WRITTEN EXERCISE:
Every line with the word "room" in it should be extracted from the data that follows.

START MATERIAL FOR THIS TASK

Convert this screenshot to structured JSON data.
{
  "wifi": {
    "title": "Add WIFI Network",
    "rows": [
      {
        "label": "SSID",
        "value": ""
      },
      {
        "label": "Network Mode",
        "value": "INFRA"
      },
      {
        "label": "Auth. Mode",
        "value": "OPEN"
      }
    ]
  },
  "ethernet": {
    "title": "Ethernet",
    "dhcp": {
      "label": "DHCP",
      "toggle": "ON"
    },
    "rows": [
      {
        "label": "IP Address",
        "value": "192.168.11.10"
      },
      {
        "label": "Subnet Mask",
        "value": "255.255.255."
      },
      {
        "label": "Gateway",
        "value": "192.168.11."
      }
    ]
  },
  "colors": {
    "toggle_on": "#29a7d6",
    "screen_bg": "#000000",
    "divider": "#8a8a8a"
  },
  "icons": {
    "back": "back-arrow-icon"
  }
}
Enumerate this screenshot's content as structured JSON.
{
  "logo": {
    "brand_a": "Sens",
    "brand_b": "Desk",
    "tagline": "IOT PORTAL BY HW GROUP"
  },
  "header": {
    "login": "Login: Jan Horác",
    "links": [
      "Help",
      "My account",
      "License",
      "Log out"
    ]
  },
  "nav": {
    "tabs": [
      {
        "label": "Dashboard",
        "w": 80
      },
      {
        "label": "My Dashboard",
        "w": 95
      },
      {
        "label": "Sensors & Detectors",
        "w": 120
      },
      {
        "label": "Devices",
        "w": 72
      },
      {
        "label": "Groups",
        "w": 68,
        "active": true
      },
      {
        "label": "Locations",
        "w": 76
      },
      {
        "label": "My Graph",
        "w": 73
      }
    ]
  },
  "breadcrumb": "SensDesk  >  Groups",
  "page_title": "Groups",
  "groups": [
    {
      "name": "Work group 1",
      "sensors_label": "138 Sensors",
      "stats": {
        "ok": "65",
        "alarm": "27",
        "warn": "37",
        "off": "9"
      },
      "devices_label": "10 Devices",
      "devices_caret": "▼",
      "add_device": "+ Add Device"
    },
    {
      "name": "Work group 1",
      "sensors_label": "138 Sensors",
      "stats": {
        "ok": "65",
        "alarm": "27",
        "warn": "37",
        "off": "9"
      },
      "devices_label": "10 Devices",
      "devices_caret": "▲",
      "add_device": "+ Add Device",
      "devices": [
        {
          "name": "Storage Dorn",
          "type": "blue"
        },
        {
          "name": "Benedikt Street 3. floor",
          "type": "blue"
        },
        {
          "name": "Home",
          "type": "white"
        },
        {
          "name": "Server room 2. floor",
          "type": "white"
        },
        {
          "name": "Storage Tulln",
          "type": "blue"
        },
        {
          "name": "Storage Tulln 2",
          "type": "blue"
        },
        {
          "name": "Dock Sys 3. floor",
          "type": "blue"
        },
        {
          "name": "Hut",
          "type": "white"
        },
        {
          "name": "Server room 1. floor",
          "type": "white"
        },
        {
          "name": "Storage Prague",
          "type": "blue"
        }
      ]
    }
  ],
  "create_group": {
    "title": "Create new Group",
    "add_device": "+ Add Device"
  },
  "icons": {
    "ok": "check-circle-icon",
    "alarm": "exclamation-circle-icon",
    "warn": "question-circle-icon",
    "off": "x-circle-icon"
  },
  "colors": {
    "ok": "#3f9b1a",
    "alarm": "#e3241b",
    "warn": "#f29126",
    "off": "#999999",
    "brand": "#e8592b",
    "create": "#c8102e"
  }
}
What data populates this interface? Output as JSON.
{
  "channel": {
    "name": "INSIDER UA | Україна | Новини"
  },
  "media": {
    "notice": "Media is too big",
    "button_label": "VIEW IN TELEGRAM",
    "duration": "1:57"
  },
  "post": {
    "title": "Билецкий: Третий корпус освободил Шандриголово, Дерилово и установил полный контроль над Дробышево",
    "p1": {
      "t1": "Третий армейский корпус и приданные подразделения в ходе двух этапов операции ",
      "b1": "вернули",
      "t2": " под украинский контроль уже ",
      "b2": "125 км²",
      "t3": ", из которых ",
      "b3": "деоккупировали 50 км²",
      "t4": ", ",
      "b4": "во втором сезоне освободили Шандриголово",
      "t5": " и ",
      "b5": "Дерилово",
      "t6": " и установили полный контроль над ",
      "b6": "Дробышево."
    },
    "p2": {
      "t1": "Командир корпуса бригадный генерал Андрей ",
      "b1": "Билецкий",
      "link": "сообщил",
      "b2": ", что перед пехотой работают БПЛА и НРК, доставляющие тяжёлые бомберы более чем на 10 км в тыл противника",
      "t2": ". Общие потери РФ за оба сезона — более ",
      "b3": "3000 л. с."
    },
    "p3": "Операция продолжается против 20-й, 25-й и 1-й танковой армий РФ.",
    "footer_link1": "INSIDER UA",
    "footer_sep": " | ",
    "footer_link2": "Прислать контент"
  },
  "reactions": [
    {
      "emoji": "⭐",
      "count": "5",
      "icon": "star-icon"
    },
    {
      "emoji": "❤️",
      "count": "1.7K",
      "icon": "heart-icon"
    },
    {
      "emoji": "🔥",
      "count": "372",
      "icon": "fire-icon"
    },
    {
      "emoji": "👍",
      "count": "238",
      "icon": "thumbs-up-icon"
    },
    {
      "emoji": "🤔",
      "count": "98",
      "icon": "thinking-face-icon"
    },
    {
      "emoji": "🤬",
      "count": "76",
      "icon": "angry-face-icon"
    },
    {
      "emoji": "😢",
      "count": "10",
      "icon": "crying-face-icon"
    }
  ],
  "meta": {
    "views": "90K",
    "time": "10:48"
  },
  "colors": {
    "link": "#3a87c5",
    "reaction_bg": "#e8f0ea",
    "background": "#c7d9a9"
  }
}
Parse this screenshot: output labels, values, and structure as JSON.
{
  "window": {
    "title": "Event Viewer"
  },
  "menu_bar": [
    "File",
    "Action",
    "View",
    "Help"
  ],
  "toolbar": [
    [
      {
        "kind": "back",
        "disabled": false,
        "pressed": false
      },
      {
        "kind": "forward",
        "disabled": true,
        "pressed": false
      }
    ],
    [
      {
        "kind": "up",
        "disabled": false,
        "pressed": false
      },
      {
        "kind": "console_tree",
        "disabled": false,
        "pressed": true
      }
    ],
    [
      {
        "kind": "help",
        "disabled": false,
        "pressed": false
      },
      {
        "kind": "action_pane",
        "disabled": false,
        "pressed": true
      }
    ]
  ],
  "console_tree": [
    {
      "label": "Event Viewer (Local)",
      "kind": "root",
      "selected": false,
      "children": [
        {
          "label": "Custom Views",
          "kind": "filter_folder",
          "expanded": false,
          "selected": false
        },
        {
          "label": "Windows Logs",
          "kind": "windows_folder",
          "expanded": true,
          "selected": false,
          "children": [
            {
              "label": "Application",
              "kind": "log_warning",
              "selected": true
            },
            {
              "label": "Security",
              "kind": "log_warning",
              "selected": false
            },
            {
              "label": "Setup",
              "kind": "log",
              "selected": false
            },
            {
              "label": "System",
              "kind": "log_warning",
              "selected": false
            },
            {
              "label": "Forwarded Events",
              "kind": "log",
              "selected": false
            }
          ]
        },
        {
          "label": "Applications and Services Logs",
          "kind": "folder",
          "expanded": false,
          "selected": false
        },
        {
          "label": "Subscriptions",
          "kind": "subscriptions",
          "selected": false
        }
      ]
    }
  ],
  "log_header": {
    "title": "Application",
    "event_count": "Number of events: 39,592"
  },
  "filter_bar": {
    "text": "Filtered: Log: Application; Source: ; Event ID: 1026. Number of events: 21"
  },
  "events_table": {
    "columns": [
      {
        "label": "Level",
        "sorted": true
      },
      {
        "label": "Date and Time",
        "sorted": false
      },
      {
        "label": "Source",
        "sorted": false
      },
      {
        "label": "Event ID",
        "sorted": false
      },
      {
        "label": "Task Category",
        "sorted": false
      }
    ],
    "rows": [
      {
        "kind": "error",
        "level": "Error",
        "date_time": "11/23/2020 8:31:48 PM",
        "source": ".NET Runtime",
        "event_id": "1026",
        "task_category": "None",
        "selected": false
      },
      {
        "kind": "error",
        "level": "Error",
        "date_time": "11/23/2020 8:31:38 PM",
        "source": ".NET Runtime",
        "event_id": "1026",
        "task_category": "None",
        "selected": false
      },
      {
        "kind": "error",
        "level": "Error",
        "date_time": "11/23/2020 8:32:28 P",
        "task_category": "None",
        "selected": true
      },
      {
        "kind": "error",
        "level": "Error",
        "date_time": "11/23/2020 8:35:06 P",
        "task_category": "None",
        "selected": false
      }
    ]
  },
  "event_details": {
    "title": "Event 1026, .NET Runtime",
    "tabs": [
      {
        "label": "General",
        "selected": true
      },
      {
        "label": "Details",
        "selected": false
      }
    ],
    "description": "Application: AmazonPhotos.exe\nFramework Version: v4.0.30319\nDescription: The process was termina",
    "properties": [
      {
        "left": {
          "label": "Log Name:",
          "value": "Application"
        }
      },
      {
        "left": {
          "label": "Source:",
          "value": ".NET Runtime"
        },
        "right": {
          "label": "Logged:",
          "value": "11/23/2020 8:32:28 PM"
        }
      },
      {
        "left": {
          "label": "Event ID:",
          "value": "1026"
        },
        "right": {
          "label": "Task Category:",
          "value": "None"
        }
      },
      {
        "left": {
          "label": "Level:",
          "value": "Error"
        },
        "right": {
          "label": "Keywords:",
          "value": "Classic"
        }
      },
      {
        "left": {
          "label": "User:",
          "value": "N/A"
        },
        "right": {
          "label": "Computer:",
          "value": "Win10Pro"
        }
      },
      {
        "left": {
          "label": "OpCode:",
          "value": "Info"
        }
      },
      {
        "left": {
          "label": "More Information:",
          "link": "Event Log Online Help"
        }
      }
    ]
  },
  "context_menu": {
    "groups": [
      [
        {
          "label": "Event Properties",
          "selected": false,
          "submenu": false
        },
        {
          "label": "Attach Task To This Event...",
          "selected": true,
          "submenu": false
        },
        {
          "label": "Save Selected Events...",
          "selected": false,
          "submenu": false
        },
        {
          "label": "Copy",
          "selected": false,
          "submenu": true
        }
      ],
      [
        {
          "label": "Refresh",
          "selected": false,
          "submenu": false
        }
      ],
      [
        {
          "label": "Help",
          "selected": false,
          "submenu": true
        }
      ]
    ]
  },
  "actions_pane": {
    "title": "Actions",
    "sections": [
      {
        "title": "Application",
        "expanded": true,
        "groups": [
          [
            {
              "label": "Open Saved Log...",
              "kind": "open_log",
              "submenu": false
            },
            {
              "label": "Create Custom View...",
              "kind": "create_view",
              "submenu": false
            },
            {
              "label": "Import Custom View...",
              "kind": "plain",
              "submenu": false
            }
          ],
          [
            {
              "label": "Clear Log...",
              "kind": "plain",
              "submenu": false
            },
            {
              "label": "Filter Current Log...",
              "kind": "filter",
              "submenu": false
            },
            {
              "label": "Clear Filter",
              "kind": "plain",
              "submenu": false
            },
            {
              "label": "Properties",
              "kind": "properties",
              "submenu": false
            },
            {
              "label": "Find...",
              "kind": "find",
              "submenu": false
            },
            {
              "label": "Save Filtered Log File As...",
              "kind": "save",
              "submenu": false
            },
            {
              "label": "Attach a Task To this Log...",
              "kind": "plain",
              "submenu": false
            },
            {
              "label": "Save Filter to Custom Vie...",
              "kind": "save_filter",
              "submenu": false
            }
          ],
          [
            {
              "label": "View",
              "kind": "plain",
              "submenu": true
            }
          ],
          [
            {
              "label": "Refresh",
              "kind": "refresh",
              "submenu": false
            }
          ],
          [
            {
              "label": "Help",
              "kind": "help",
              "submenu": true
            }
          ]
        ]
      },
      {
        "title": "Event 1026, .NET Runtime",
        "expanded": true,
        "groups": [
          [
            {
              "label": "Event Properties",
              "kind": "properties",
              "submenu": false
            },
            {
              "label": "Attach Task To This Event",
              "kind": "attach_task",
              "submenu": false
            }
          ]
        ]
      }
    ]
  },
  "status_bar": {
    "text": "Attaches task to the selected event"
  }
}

END MATERIAL FOR THIS TASK

RESULT OF THE EXERCISE:
          "name": "Server room 2. floor",
          "name": "Server room 1. floor",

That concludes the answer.